Work instructions ->
Identify and pull out each line of the entries in which "如图所示" occurs.
# # # #
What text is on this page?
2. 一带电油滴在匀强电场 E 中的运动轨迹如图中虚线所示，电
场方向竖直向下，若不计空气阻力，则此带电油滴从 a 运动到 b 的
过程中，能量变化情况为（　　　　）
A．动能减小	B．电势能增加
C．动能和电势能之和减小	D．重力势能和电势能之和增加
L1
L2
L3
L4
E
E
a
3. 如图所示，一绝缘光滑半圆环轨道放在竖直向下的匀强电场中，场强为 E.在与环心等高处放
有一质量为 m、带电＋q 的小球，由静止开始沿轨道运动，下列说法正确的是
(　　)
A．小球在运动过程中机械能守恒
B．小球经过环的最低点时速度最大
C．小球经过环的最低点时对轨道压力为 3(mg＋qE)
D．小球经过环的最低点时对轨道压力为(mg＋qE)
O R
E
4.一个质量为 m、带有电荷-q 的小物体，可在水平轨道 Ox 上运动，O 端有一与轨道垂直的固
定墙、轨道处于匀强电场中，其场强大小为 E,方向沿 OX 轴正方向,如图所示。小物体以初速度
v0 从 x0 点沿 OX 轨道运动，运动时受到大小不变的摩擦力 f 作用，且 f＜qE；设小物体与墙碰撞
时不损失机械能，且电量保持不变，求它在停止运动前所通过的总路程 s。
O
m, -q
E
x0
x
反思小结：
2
# # # #
Solution for this problem ->
3. 如图所示，一绝缘光滑半圆环轨道放在竖直向下的匀强电场中，场强为 E.在与环心等高处放
定墙、轨道处于匀强电场中，其场强大小为 E,方向沿 OX 轴正方向,如图所示。小物体以初速度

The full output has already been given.